Given request =>
Where a line holds the word "años", copy that line.

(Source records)
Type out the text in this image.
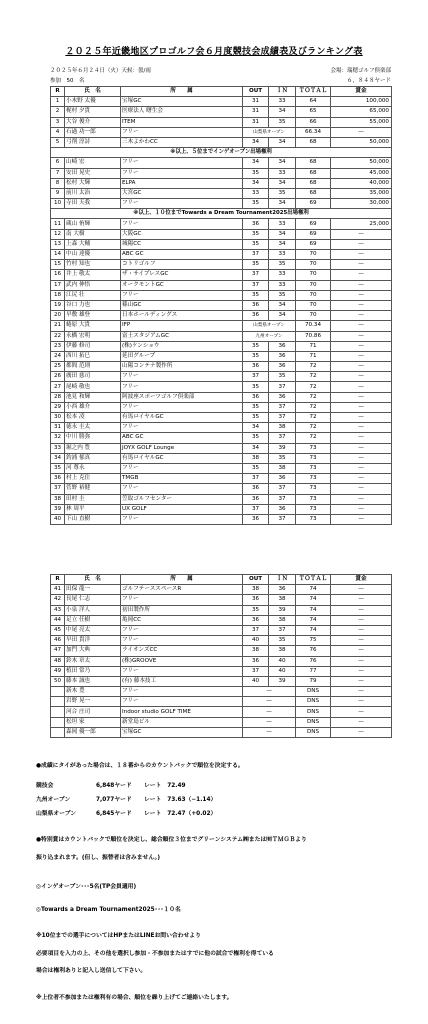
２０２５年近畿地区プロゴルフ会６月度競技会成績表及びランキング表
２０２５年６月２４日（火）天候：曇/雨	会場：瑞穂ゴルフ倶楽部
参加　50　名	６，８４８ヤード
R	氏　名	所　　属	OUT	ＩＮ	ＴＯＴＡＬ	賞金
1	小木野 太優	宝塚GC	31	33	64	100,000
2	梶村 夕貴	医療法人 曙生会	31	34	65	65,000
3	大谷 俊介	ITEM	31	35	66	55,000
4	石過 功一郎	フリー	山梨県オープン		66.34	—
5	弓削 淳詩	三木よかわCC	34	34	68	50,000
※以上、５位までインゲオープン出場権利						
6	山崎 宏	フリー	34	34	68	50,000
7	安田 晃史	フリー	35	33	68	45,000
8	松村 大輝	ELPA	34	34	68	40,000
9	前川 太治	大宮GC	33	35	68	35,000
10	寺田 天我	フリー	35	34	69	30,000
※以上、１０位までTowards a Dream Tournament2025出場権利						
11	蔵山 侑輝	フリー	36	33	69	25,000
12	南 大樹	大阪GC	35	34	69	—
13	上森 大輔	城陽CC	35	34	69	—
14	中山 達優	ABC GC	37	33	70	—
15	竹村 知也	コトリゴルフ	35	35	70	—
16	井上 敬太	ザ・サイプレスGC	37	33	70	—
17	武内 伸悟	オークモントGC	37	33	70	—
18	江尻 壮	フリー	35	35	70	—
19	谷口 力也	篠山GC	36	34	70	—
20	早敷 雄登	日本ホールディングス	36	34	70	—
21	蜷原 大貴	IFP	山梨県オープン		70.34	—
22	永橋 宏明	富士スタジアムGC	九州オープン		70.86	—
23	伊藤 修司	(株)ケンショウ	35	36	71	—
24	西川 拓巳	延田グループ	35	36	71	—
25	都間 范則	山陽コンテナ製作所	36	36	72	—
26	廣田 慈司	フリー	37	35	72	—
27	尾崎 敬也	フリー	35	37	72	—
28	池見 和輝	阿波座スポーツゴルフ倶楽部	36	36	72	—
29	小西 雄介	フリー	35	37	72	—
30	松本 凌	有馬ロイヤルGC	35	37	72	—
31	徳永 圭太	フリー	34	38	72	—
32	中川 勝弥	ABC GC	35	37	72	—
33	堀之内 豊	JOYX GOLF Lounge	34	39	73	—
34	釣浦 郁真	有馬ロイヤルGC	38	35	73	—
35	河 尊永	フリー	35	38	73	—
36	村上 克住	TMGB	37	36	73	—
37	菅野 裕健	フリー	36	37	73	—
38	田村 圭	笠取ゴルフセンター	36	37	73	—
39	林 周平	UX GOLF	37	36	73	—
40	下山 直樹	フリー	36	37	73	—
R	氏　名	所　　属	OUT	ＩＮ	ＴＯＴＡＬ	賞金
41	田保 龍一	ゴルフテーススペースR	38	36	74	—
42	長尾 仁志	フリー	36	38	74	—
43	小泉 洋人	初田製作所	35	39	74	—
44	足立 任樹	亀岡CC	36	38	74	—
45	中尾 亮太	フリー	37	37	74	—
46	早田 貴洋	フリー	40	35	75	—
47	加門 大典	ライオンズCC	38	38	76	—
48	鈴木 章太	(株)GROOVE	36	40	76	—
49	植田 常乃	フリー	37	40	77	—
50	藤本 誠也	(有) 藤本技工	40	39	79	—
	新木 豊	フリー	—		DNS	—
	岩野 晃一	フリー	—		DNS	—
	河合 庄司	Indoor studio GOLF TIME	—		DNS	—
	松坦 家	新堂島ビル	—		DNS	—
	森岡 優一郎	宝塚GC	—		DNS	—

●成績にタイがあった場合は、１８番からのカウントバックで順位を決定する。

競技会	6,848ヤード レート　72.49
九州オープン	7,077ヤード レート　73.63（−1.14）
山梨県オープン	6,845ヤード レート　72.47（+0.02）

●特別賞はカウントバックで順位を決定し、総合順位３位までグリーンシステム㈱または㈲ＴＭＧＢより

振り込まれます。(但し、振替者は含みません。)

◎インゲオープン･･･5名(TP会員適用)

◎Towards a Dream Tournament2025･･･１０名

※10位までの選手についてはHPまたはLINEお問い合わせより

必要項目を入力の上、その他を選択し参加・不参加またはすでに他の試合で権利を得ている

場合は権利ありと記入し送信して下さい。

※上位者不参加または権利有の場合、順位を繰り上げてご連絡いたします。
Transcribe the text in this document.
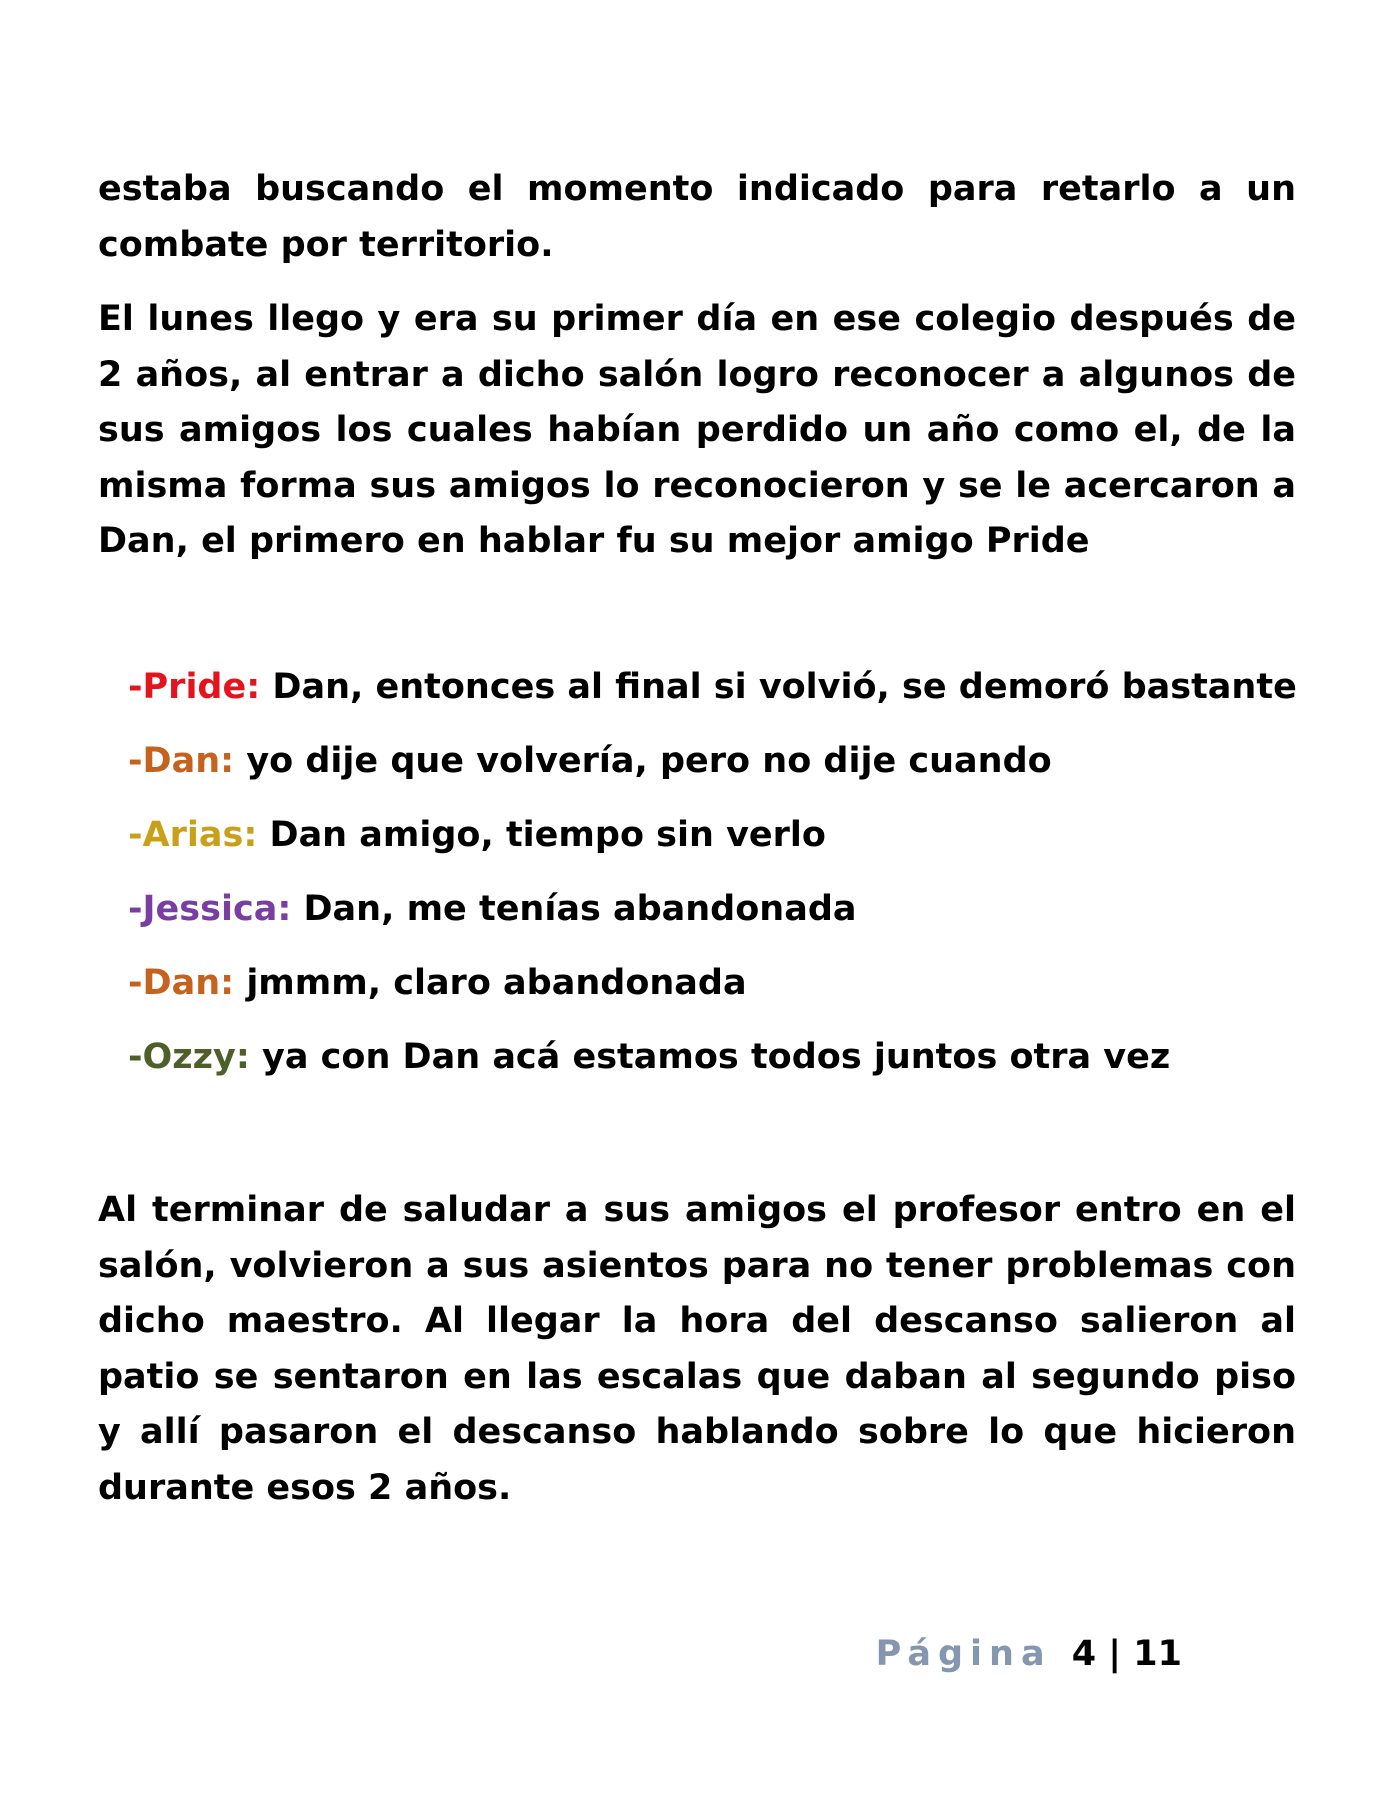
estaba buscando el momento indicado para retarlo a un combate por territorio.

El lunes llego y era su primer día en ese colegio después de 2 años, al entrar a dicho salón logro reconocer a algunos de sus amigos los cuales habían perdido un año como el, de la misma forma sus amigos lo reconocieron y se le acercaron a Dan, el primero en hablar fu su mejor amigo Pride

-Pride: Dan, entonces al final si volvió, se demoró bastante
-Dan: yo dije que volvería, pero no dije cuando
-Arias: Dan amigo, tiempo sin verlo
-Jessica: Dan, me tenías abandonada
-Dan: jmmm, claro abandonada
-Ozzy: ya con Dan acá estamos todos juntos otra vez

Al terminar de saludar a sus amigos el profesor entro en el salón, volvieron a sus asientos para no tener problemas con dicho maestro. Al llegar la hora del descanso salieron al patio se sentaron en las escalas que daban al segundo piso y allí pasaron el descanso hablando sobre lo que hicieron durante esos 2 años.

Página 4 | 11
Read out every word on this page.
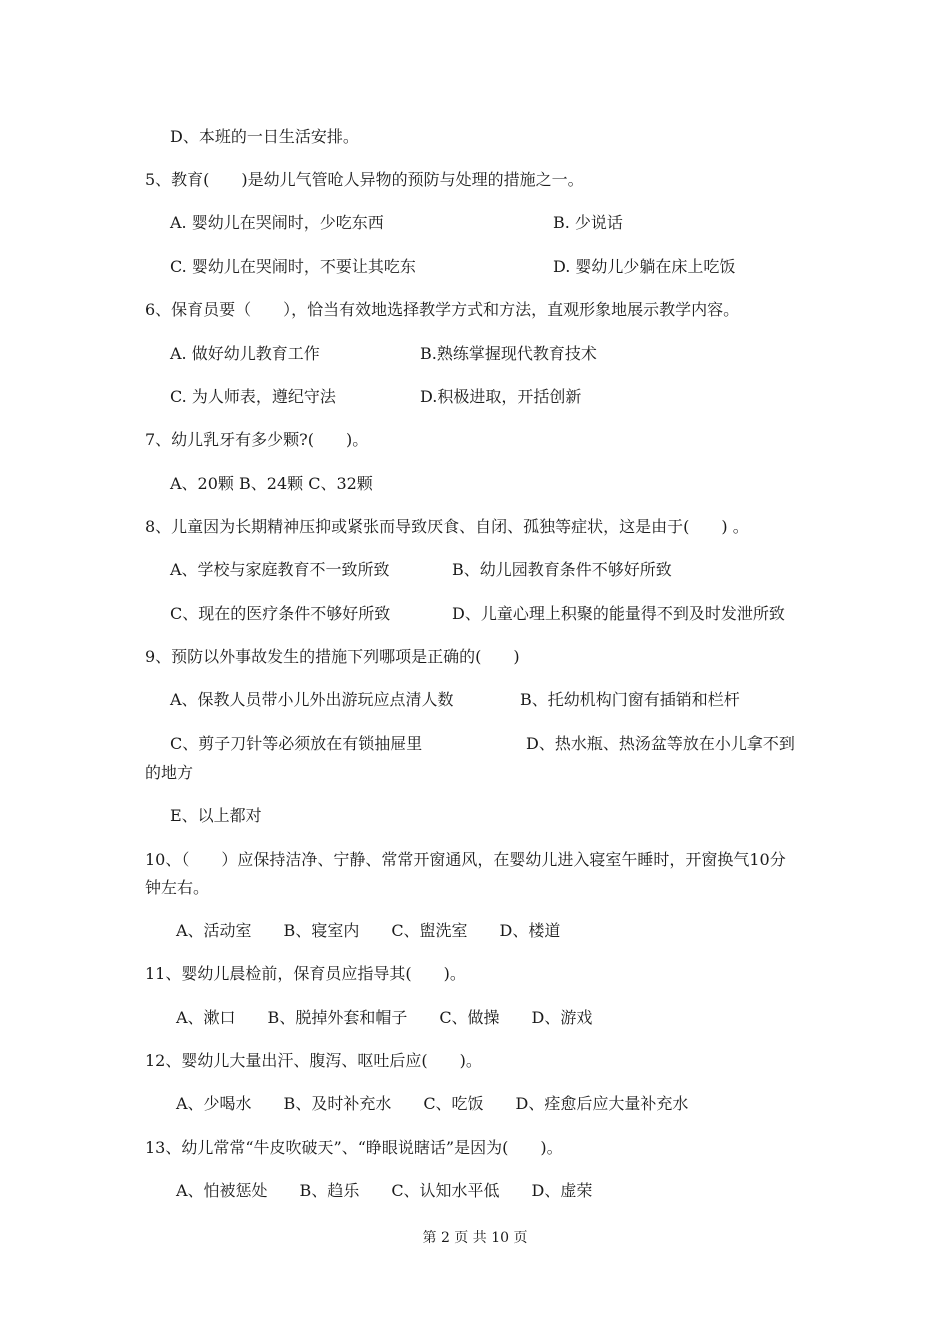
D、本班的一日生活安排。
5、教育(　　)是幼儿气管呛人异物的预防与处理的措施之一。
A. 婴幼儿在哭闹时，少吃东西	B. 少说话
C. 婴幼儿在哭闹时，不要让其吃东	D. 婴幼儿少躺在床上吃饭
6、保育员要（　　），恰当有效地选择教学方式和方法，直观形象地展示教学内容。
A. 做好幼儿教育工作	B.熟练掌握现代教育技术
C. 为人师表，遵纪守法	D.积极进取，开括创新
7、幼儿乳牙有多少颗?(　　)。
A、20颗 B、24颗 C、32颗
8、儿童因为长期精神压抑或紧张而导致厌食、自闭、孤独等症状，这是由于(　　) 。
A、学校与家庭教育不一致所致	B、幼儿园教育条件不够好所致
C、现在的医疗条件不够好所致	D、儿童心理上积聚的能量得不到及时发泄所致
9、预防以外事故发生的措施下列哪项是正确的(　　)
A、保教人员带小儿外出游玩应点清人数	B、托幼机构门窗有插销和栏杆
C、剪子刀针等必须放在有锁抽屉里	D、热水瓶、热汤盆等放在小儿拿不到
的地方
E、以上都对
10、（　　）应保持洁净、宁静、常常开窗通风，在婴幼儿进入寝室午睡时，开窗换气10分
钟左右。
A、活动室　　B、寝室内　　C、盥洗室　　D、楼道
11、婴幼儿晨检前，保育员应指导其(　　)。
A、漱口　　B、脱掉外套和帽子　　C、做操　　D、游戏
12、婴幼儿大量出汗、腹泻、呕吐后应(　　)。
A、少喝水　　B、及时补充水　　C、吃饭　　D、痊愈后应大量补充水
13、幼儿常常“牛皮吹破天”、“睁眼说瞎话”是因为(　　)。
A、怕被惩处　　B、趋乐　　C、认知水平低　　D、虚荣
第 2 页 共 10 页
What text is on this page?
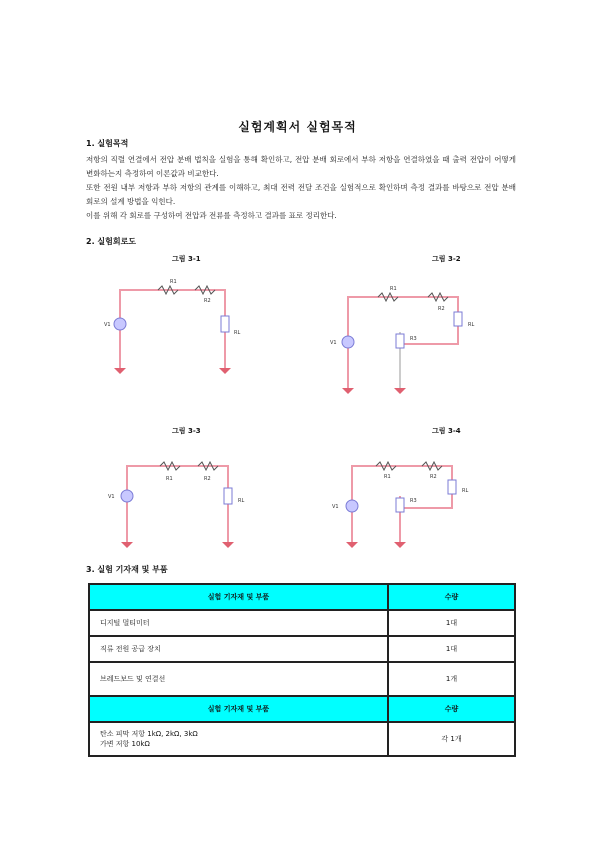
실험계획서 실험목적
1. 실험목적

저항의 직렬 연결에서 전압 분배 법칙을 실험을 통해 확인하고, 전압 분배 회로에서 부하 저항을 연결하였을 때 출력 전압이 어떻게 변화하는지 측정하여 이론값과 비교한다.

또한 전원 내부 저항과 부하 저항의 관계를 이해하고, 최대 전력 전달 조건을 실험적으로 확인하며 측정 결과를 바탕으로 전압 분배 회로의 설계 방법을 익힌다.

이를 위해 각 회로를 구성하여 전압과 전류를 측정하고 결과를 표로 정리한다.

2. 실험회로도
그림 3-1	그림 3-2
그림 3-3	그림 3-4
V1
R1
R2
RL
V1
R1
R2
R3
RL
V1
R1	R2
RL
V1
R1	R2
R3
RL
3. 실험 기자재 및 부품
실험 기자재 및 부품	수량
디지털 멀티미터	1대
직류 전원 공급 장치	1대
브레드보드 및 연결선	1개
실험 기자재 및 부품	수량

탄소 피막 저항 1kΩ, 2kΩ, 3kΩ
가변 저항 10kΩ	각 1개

Answer to this task =>
El lunes llego y era su primer día en ese colegio después de 2 años, al entrar a dicho salón logro reconocer a algunos de sus amigos los cuales habían perdido un año como el, de la misma forma sus amigos lo reconocieron y se le acercaron a Dan, el primero en hablar fu su mejor amigo Pride
Al terminar de saludar a sus amigos el profesor entro en el salón, volvieron a sus asientos para no tener problemas con dicho maestro. Al llegar la hora del descanso salieron al patio se sentaron en las escalas que daban al segundo piso y allí pasaron el descanso hablando sobre lo que hicieron durante esos 2 años.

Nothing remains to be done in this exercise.